***** Listed records *****
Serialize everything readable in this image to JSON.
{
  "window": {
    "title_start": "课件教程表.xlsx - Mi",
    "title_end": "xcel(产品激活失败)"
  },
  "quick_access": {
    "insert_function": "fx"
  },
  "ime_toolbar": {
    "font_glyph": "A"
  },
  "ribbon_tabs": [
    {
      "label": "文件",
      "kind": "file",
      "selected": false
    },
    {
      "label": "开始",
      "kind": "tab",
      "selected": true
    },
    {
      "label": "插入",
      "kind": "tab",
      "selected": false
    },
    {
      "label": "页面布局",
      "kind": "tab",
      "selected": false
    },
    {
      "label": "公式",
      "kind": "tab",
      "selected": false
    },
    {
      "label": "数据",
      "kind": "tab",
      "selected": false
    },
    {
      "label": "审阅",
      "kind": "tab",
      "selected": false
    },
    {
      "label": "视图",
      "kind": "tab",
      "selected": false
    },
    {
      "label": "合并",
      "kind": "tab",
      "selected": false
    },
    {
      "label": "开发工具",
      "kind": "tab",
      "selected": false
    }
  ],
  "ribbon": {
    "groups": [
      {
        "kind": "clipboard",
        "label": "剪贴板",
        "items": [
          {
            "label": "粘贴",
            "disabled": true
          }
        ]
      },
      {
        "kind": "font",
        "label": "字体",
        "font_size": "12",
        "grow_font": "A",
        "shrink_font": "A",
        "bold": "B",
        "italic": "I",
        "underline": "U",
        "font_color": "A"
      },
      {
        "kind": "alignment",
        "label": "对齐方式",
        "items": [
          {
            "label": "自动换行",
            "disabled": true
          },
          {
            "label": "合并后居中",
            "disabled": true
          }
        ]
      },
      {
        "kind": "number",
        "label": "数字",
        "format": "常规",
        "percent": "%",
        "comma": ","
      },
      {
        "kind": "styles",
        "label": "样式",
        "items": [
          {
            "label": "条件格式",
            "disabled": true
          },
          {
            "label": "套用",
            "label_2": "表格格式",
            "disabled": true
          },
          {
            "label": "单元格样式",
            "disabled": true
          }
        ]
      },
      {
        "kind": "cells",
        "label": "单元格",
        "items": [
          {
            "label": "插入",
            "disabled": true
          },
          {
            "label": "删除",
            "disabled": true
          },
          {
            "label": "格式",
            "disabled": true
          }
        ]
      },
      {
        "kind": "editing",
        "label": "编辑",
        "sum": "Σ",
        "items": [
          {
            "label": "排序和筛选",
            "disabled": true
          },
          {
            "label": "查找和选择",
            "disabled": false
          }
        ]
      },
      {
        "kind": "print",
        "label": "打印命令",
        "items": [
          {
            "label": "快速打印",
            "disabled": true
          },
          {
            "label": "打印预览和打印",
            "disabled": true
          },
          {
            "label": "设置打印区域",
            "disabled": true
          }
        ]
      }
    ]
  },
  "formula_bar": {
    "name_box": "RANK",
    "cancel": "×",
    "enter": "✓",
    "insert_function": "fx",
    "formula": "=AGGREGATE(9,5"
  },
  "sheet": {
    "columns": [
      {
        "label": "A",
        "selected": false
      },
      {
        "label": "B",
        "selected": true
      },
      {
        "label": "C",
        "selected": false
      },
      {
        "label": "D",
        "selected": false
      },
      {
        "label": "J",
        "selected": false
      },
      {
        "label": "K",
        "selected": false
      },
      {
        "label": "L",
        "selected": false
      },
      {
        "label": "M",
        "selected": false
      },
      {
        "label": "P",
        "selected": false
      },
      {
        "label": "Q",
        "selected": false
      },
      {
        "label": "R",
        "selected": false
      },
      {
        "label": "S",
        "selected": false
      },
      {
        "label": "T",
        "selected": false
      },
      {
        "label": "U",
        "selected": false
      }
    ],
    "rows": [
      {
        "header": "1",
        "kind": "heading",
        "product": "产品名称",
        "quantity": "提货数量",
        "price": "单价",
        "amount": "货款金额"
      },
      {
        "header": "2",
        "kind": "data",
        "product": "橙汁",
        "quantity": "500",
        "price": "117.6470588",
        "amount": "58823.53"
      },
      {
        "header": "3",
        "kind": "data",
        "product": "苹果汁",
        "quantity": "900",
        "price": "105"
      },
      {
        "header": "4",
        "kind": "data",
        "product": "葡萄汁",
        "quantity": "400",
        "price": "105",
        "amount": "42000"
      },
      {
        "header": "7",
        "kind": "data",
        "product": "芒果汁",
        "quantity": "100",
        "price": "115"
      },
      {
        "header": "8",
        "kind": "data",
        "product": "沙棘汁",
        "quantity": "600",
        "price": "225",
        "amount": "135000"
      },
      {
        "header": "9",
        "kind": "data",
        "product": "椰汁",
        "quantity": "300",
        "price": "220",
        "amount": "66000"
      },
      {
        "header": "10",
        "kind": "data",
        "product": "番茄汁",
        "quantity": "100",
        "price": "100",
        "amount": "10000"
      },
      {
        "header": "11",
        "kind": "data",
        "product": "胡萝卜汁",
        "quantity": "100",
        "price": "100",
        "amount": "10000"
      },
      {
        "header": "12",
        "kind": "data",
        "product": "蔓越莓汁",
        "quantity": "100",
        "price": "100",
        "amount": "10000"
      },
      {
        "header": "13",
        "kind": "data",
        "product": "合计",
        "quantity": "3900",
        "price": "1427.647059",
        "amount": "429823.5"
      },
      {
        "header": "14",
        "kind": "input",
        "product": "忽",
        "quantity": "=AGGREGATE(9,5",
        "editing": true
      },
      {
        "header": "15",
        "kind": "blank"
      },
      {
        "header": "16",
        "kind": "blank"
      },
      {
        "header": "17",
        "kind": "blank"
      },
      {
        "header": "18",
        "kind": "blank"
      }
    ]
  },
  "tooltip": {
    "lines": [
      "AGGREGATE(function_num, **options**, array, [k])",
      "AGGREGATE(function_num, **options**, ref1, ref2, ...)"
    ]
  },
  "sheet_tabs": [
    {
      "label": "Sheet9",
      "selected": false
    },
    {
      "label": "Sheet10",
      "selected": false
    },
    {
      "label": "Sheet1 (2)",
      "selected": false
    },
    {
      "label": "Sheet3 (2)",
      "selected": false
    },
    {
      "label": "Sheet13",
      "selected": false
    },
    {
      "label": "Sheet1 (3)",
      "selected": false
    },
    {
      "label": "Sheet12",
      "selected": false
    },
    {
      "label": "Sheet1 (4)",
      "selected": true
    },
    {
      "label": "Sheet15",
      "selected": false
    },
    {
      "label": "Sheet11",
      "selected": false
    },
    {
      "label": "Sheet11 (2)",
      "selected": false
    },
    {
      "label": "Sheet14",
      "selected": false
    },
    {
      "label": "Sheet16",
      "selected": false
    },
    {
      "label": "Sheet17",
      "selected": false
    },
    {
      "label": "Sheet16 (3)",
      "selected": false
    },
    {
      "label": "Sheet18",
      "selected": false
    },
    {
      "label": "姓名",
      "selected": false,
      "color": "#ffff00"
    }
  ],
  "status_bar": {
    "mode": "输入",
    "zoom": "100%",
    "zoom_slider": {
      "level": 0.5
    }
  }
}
*****
• [What is required] Repeat the material above in full, exactly as it stands.

• [Output for this exercise]
Serialize everything readable in this image to JSON.
{
  "window": {
    "title_start": "课件教程表.xlsx - Mi",
    "title_end": "xcel(产品激活失败)"
  },
  "quick_access": {
    "insert_function": "fx"
  },
  "ime_toolbar": {
    "font_glyph": "A"
  },
  "ribbon_tabs": [
    {
      "label": "文件",
      "kind": "file",
      "selected": false
    },
    {
      "label": "开始",
      "kind": "tab",
      "selected": true
    },
    {
      "label": "插入",
      "kind": "tab",
      "selected": false
    },
    {
      "label": "页面布局",
      "kind": "tab",
      "selected": false
    },
    {
      "label": "公式",
      "kind": "tab",
      "selected": false
    },
    {
      "label": "数据",
      "kind": "tab",
      "selected": false
    },
    {
      "label": "审阅",
      "kind": "tab",
      "selected": false
    },
    {
      "label": "视图",
      "kind": "tab",
      "selected": false
    },
    {
      "label": "合并",
      "kind": "tab",
      "selected": false
    },
    {
      "label": "开发工具",
      "kind": "tab",
      "selected": false
    }
  ],
  "ribbon": {
    "groups": [
      {
        "kind": "clipboard",
        "label": "剪贴板",
        "items": [
          {
            "label": "粘贴",
            "disabled": true
          }
        ]
      },
      {
        "kind": "font",
        "label": "字体",
        "font_size": "12",
        "grow_font": "A",
        "shrink_font": "A",
        "bold": "B",
        "italic": "I",
        "underline": "U",
        "font_color": "A"
      },
      {
        "kind": "alignment",
        "label": "对齐方式",
        "items": [
          {
            "label": "自动换行",
            "disabled": true
          },
          {
            "label": "合并后居中",
            "disabled": true
          }
        ]
      },
      {
        "kind": "number",
        "label": "数字",
        "format": "常规",
        "percent": "%",
        "comma": ","
      },
      {
        "kind": "styles",
        "label": "样式",
        "items": [
          {
            "label": "条件格式",
            "disabled": true
          },
          {
            "label": "套用",
            "label_2": "表格格式",
            "disabled": true
          },
          {
            "label": "单元格样式",
            "disabled": true
          }
        ]
      },
      {
        "kind": "cells",
        "label": "单元格",
        "items": [
          {
            "label": "插入",
            "disabled": true
          },
          {
            "label": "删除",
            "disabled": true
          },
          {
            "label": "格式",
            "disabled": true
          }
        ]
      },
      {
        "kind": "editing",
        "label": "编辑",
        "sum": "Σ",
        "items": [
          {
            "label": "排序和筛选",
            "disabled": true
          },
          {
            "label": "查找和选择",
            "disabled": false
          }
        ]
      },
      {
        "kind": "print",
        "label": "打印命令",
        "items": [
          {
            "label": "快速打印",
            "disabled": true
          },
          {
            "label": "打印预览和打印",
            "disabled": true
          },
          {
            "label": "设置打印区域",
            "disabled": true
          }
        ]
      }
    ]
  },
  "formula_bar": {
    "name_box": "RANK",
    "cancel": "×",
    "enter": "✓",
    "insert_function": "fx",
    "formula": "=AGGREGATE(9,5"
  },
  "sheet": {
    "columns": [
      {
        "label": "A",
        "selected": false
      },
      {
        "label": "B",
        "selected": true
      },
      {
        "label": "C",
        "selected": false
      },
      {
        "label": "D",
        "selected": false
      },
      {
        "label": "J",
        "selected": false
      },
      {
        "label": "K",
        "selected": false
      },
      {
        "label": "L",
        "selected": false
      },
      {
        "label": "M",
        "selected": false
      },
      {
        "label": "P",
        "selected": false
      },
      {
        "label": "Q",
        "selected": false
      },
      {
        "label": "R",
        "selected": false
      },
      {
        "label": "S",
        "selected": false
      },
      {
        "label": "T",
        "selected": false
      },
      {
        "label": "U",
        "selected": false
      }
    ],
    "rows": [
      {
        "header": "1",
        "kind": "heading",
        "product": "产品名称",
        "quantity": "提货数量",
        "price": "单价",
        "amount": "货款金额"
      },
      {
        "header": "2",
        "kind": "data",
        "product": "橙汁",
        "quantity": "500",
        "price": "117.6470588",
        "amount": "58823.53"
      },
      {
        "header": "3",
        "kind": "data",
        "product": "苹果汁",
        "quantity": "900",
        "price": "105"
      },
      {
        "header": "4",
        "kind": "data",
        "product": "葡萄汁",
        "quantity": "400",
        "price": "105",
        "amount": "42000"
      },
      {
        "header": "7",
        "kind": "data",
        "product": "芒果汁",
        "quantity": "100",
        "price": "115"
      },
      {
        "header": "8",
        "kind": "data",
        "product": "沙棘汁",
        "quantity": "600",
        "price": "225",
        "amount": "135000"
      },
      {
        "header": "9",
        "kind": "data",
        "product": "椰汁",
        "quantity": "300",
        "price": "220",
        "amount": "66000"
      },
      {
        "header": "10",
        "kind": "data",
        "product": "番茄汁",
        "quantity": "100",
        "price": "100",
        "amount": "10000"
      },
      {
        "header": "11",
        "kind": "data",
        "product": "胡萝卜汁",
        "quantity": "100",
        "price": "100",
        "amount": "10000"
      },
      {
        "header": "12",
        "kind": "data",
        "product": "蔓越莓汁",
        "quantity": "100",
        "price": "100",
        "amount": "10000"
      },
      {
        "header": "13",
        "kind": "data",
        "product": "合计",
        "quantity": "3900",
        "price": "1427.647059",
        "amount": "429823.5"
      },
      {
        "header": "14",
        "kind": "input",
        "product": "忽",
        "quantity": "=AGGREGATE(9,5",
        "editing": true
      },
      {
        "header": "15",
        "kind": "blank"
      },
      {
        "header": "16",
        "kind": "blank"
      },
      {
        "header": "17",
        "kind": "blank"
      },
      {
        "header": "18",
        "kind": "blank"
      }
    ]
  },
  "tooltip": {
    "lines": [
      "AGGREGATE(function_num, **options**, array, [k])",
      "AGGREGATE(function_num, **options**, ref1, ref2, ...)"
    ]
  },
  "sheet_tabs": [
    {
      "label": "Sheet9",
      "selected": false
    },
    {
      "label": "Sheet10",
      "selected": false
    },
    {
      "label": "Sheet1 (2)",
      "selected": false
    },
    {
      "label": "Sheet3 (2)",
      "selected": false
    },
    {
      "label": "Sheet13",
      "selected": false
    },
    {
      "label": "Sheet1 (3)",
      "selected": false
    },
    {
      "label": "Sheet12",
      "selected": false
    },
    {
      "label": "Sheet1 (4)",
      "selected": true
    },
    {
      "label": "Sheet15",
      "selected": false
    },
    {
      "label": "Sheet11",
      "selected": false
    },
    {
      "label": "Sheet11 (2)",
      "selected": false
    },
    {
      "label": "Sheet14",
      "selected": false
    },
    {
      "label": "Sheet16",
      "selected": false
    },
    {
      "label": "Sheet17",
      "selected": false
    },
    {
      "label": "Sheet16 (3)",
      "selected": false
    },
    {
      "label": "Sheet18",
      "selected": false
    },
    {
      "label": "姓名",
      "selected": false,
      "color": "#ffff00"
    }
  ],
  "status_bar": {
    "mode": "输入",
    "zoom": "100%",
    "zoom_slider": {
      "level": 0.5
    }
  }
}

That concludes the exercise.